• STATED PROBLEM: Below are some records; reproduce every one of them exactly.
----- DATA ROWS
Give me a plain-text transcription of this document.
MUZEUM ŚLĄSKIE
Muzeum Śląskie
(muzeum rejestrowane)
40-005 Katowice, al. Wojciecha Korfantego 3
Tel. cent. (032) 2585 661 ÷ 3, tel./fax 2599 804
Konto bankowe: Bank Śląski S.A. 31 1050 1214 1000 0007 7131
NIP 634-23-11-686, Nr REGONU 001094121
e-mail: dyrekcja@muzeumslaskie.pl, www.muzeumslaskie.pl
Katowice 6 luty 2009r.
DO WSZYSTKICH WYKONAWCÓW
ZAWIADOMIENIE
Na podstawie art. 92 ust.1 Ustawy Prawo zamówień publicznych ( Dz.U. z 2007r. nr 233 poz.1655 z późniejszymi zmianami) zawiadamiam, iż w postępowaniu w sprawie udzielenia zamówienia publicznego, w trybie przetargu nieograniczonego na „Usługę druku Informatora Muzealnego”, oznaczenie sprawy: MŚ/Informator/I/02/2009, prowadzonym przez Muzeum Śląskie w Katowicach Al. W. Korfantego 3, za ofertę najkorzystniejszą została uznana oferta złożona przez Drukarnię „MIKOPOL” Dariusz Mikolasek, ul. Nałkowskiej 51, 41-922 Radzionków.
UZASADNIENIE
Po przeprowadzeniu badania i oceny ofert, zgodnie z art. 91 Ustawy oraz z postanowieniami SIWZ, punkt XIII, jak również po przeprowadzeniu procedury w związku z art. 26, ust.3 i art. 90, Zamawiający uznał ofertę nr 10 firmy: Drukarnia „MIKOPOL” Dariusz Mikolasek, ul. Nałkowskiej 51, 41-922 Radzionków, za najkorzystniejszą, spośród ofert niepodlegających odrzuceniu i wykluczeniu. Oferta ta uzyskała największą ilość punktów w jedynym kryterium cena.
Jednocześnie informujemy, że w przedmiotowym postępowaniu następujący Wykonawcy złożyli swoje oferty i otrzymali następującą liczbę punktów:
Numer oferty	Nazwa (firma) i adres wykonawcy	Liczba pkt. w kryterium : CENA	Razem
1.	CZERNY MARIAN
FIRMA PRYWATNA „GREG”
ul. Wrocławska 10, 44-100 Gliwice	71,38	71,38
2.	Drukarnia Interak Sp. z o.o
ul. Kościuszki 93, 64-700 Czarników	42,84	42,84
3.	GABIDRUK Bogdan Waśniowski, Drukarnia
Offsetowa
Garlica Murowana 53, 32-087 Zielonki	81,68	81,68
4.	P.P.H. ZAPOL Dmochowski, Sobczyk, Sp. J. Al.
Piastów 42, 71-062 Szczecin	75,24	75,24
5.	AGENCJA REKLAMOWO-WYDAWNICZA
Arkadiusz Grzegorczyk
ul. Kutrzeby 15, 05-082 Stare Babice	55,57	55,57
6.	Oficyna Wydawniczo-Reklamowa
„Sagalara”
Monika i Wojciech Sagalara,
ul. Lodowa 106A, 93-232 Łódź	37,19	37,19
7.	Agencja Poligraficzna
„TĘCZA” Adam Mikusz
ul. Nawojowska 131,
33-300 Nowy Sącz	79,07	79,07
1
----------
• TASK OUTPUT:
Give me a plain-text transcription of this document.
MUZEUM ŚLĄSKIE
Muzeum Śląskie
(muzeum rejestrowane)
40-005 Katowice, al. Wojciecha Korfantego 3
Tel. cent. (032) 2585 661 ÷ 3, tel./fax 2599 804
Konto bankowe: Bank Śląski S.A. 31 1050 1214 1000 0007 7131
NIP 634-23-11-686, Nr REGONU 001094121
e-mail: dyrekcja@muzeumslaskie.pl, www.muzeumslaskie.pl
Katowice 6 luty 2009r.
DO WSZYSTKICH WYKONAWCÓW
ZAWIADOMIENIE
Na podstawie art. 92 ust.1 Ustawy Prawo zamówień publicznych ( Dz.U. z 2007r. nr 233 poz.1655 z późniejszymi zmianami) zawiadamiam, iż w postępowaniu w sprawie udzielenia zamówienia publicznego, w trybie przetargu nieograniczonego na „Usługę druku Informatora Muzealnego”, oznaczenie sprawy: MŚ/Informator/I/02/2009, prowadzonym przez Muzeum Śląskie w Katowicach Al. W. Korfantego 3, za ofertę najkorzystniejszą została uznana oferta złożona przez Drukarnię „MIKOPOL” Dariusz Mikolasek, ul. Nałkowskiej 51, 41-922 Radzionków.
UZASADNIENIE
Po przeprowadzeniu badania i oceny ofert, zgodnie z art. 91 Ustawy oraz z postanowieniami SIWZ, punkt XIII, jak również po przeprowadzeniu procedury w związku z art. 26, ust.3 i art. 90, Zamawiający uznał ofertę nr 10 firmy: Drukarnia „MIKOPOL” Dariusz Mikolasek, ul. Nałkowskiej 51, 41-922 Radzionków, za najkorzystniejszą, spośród ofert niepodlegających odrzuceniu i wykluczeniu. Oferta ta uzyskała największą ilość punktów w jedynym kryterium cena.
Jednocześnie informujemy, że w przedmiotowym postępowaniu następujący Wykonawcy złożyli swoje oferty i otrzymali następującą liczbę punktów:
Numer oferty	Nazwa (firma) i adres wykonawcy	Liczba pkt. w kryterium : CENA	Razem
1.	CZERNY MARIAN
FIRMA PRYWATNA „GREG”
ul. Wrocławska 10, 44-100 Gliwice	71,38	71,38
2.	Drukarnia Interak Sp. z o.o
ul. Kościuszki 93, 64-700 Czarników	42,84	42,84
3.	GABIDRUK Bogdan Waśniowski, Drukarnia
Offsetowa
Garlica Murowana 53, 32-087 Zielonki	81,68	81,68
4.	P.P.H. ZAPOL Dmochowski, Sobczyk, Sp. J. Al.
Piastów 42, 71-062 Szczecin	75,24	75,24
5.	AGENCJA REKLAMOWO-WYDAWNICZA
Arkadiusz Grzegorczyk
ul. Kutrzeby 15, 05-082 Stare Babice	55,57	55,57
6.	Oficyna Wydawniczo-Reklamowa
„Sagalara”
Monika i Wojciech Sagalara,
ul. Lodowa 106A, 93-232 Łódź	37,19	37,19
7.	Agencja Poligraficzna
„TĘCZA” Adam Mikusz
ul. Nawojowska 131,
33-300 Nowy Sącz	79,07	79,07
1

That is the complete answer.